## start EXERCISE DATA
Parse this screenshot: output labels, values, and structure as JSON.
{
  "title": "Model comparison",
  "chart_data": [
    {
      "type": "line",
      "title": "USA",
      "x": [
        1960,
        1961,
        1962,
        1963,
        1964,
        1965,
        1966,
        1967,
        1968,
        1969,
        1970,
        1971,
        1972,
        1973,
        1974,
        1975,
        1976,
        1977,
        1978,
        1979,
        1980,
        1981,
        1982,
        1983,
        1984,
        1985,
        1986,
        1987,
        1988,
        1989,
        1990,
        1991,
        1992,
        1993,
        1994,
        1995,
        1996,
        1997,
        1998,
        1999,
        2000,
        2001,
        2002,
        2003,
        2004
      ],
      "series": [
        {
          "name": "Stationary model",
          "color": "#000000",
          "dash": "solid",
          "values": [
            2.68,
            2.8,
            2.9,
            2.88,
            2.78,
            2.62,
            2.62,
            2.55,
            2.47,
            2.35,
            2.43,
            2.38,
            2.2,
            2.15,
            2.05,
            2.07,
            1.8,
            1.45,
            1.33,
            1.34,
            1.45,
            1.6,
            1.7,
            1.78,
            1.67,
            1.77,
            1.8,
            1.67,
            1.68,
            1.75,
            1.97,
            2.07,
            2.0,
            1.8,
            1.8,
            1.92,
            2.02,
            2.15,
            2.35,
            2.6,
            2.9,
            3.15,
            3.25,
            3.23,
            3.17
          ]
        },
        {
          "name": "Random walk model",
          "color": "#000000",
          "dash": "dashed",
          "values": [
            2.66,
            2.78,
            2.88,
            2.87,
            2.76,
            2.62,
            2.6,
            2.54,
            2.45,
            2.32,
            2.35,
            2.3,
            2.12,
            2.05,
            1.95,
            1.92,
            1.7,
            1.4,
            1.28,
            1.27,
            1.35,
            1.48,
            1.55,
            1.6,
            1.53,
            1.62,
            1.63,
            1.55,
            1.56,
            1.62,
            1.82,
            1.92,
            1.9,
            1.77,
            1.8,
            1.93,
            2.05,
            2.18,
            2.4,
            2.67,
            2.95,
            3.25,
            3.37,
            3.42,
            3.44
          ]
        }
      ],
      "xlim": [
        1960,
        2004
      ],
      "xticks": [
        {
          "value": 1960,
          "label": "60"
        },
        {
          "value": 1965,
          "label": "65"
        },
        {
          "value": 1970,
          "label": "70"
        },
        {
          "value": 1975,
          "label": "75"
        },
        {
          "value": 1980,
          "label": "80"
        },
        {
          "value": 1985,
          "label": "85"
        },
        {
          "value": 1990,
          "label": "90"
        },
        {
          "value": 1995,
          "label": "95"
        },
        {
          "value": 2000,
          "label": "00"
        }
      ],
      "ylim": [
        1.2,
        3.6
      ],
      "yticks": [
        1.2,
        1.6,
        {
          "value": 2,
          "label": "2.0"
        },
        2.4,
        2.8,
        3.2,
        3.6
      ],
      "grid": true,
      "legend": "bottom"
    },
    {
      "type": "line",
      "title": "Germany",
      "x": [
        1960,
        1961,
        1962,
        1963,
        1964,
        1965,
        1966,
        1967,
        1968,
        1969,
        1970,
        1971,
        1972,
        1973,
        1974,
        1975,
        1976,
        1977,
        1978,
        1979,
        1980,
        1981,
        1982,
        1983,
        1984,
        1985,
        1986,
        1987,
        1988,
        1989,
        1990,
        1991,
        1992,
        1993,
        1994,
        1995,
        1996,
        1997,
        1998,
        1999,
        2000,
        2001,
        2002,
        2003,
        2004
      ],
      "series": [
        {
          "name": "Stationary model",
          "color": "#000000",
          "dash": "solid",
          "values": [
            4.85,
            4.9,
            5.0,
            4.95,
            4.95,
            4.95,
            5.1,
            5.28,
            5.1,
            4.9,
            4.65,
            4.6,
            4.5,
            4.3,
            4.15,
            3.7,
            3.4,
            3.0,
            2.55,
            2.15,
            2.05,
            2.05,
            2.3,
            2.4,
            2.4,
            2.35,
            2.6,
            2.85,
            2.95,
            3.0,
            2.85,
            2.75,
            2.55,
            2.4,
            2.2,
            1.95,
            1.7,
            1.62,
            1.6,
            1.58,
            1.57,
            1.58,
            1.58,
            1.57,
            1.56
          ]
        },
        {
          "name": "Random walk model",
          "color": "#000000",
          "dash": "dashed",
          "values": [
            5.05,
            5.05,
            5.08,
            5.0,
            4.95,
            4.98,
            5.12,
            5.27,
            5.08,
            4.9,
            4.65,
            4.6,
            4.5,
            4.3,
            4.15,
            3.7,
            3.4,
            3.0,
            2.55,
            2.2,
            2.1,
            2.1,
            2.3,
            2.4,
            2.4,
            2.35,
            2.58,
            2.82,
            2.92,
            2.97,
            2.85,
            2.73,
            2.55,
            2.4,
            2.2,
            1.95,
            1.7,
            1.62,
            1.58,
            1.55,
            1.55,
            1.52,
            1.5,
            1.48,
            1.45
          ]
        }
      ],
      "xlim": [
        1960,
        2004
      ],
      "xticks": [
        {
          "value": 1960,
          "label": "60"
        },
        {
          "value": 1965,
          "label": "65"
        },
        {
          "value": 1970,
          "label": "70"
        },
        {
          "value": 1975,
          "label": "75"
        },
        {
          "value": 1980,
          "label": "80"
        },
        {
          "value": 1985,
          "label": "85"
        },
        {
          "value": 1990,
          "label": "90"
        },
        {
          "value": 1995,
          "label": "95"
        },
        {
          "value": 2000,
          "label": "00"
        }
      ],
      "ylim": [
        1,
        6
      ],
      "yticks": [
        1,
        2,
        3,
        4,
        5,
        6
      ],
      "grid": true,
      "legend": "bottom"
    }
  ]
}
## end EXERCISE DATA
Copy down the material exactly as written.

ANSWER TO THE TASK:
Parse this screenshot: output labels, values, and structure as JSON.
{
  "title": "Model comparison",
  "chart_data": [
    {
      "type": "line",
      "title": "USA",
      "x": [
        1960,
        1961,
        1962,
        1963,
        1964,
        1965,
        1966,
        1967,
        1968,
        1969,
        1970,
        1971,
        1972,
        1973,
        1974,
        1975,
        1976,
        1977,
        1978,
        1979,
        1980,
        1981,
        1982,
        1983,
        1984,
        1985,
        1986,
        1987,
        1988,
        1989,
        1990,
        1991,
        1992,
        1993,
        1994,
        1995,
        1996,
        1997,
        1998,
        1999,
        2000,
        2001,
        2002,
        2003,
        2004
      ],
      "series": [
        {
          "name": "Stationary model",
          "color": "#000000",
          "dash": "solid",
          "values": [
            2.68,
            2.8,
            2.9,
            2.88,
            2.78,
            2.62,
            2.62,
            2.55,
            2.47,
            2.35,
            2.43,
            2.38,
            2.2,
            2.15,
            2.05,
            2.07,
            1.8,
            1.45,
            1.33,
            1.34,
            1.45,
            1.6,
            1.7,
            1.78,
            1.67,
            1.77,
            1.8,
            1.67,
            1.68,
            1.75,
            1.97,
            2.07,
            2.0,
            1.8,
            1.8,
            1.92,
            2.02,
            2.15,
            2.35,
            2.6,
            2.9,
            3.15,
            3.25,
            3.23,
            3.17
          ]
        },
        {
          "name": "Random walk model",
          "color": "#000000",
          "dash": "dashed",
          "values": [
            2.66,
            2.78,
            2.88,
            2.87,
            2.76,
            2.62,
            2.6,
            2.54,
            2.45,
            2.32,
            2.35,
            2.3,
            2.12,
            2.05,
            1.95,
            1.92,
            1.7,
            1.4,
            1.28,
            1.27,
            1.35,
            1.48,
            1.55,
            1.6,
            1.53,
            1.62,
            1.63,
            1.55,
            1.56,
            1.62,
            1.82,
            1.92,
            1.9,
            1.77,
            1.8,
            1.93,
            2.05,
            2.18,
            2.4,
            2.67,
            2.95,
            3.25,
            3.37,
            3.42,
            3.44
          ]
        }
      ],
      "xlim": [
        1960,
        2004
      ],
      "xticks": [
        {
          "value": 1960,
          "label": "60"
        },
        {
          "value": 1965,
          "label": "65"
        },
        {
          "value": 1970,
          "label": "70"
        },
        {
          "value": 1975,
          "label": "75"
        },
        {
          "value": 1980,
          "label": "80"
        },
        {
          "value": 1985,
          "label": "85"
        },
        {
          "value": 1990,
          "label": "90"
        },
        {
          "value": 1995,
          "label": "95"
        },
        {
          "value": 2000,
          "label": "00"
        }
      ],
      "ylim": [
        1.2,
        3.6
      ],
      "yticks": [
        1.2,
        1.6,
        {
          "value": 2,
          "label": "2.0"
        },
        2.4,
        2.8,
        3.2,
        3.6
      ],
      "grid": true,
      "legend": "bottom"
    },
    {
      "type": "line",
      "title": "Germany",
      "x": [
        1960,
        1961,
        1962,
        1963,
        1964,
        1965,
        1966,
        1967,
        1968,
        1969,
        1970,
        1971,
        1972,
        1973,
        1974,
        1975,
        1976,
        1977,
        1978,
        1979,
        1980,
        1981,
        1982,
        1983,
        1984,
        1985,
        1986,
        1987,
        1988,
        1989,
        1990,
        1991,
        1992,
        1993,
        1994,
        1995,
        1996,
        1997,
        1998,
        1999,
        2000,
        2001,
        2002,
        2003,
        2004
      ],
      "series": [
        {
          "name": "Stationary model",
          "color": "#000000",
          "dash": "solid",
          "values": [
            4.85,
            4.9,
            5.0,
            4.95,
            4.95,
            4.95,
            5.1,
            5.28,
            5.1,
            4.9,
            4.65,
            4.6,
            4.5,
            4.3,
            4.15,
            3.7,
            3.4,
            3.0,
            2.55,
            2.15,
            2.05,
            2.05,
            2.3,
            2.4,
            2.4,
            2.35,
            2.6,
            2.85,
            2.95,
            3.0,
            2.85,
            2.75,
            2.55,
            2.4,
            2.2,
            1.95,
            1.7,
            1.62,
            1.6,
            1.58,
            1.57,
            1.58,
            1.58,
            1.57,
            1.56
          ]
        },
        {
          "name": "Random walk model",
          "color": "#000000",
          "dash": "dashed",
          "values": [
            5.05,
            5.05,
            5.08,
            5.0,
            4.95,
            4.98,
            5.12,
            5.27,
            5.08,
            4.9,
            4.65,
            4.6,
            4.5,
            4.3,
            4.15,
            3.7,
            3.4,
            3.0,
            2.55,
            2.2,
            2.1,
            2.1,
            2.3,
            2.4,
            2.4,
            2.35,
            2.58,
            2.82,
            2.92,
            2.97,
            2.85,
            2.73,
            2.55,
            2.4,
            2.2,
            1.95,
            1.7,
            1.62,
            1.58,
            1.55,
            1.55,
            1.52,
            1.5,
            1.48,
            1.45
          ]
        }
      ],
      "xlim": [
        1960,
        2004
      ],
      "xticks": [
        {
          "value": 1960,
          "label": "60"
        },
        {
          "value": 1965,
          "label": "65"
        },
        {
          "value": 1970,
          "label": "70"
        },
        {
          "value": 1975,
          "label": "75"
        },
        {
          "value": 1980,
          "label": "80"
        },
        {
          "value": 1985,
          "label": "85"
        },
        {
          "value": 1990,
          "label": "90"
        },
        {
          "value": 1995,
          "label": "95"
        },
        {
          "value": 2000,
          "label": "00"
        }
      ],
      "ylim": [
        1,
        6
      ],
      "yticks": [
        1,
        2,
        3,
        4,
        5,
        6
      ],
      "grid": true,
      "legend": "bottom"
    }
  ]
}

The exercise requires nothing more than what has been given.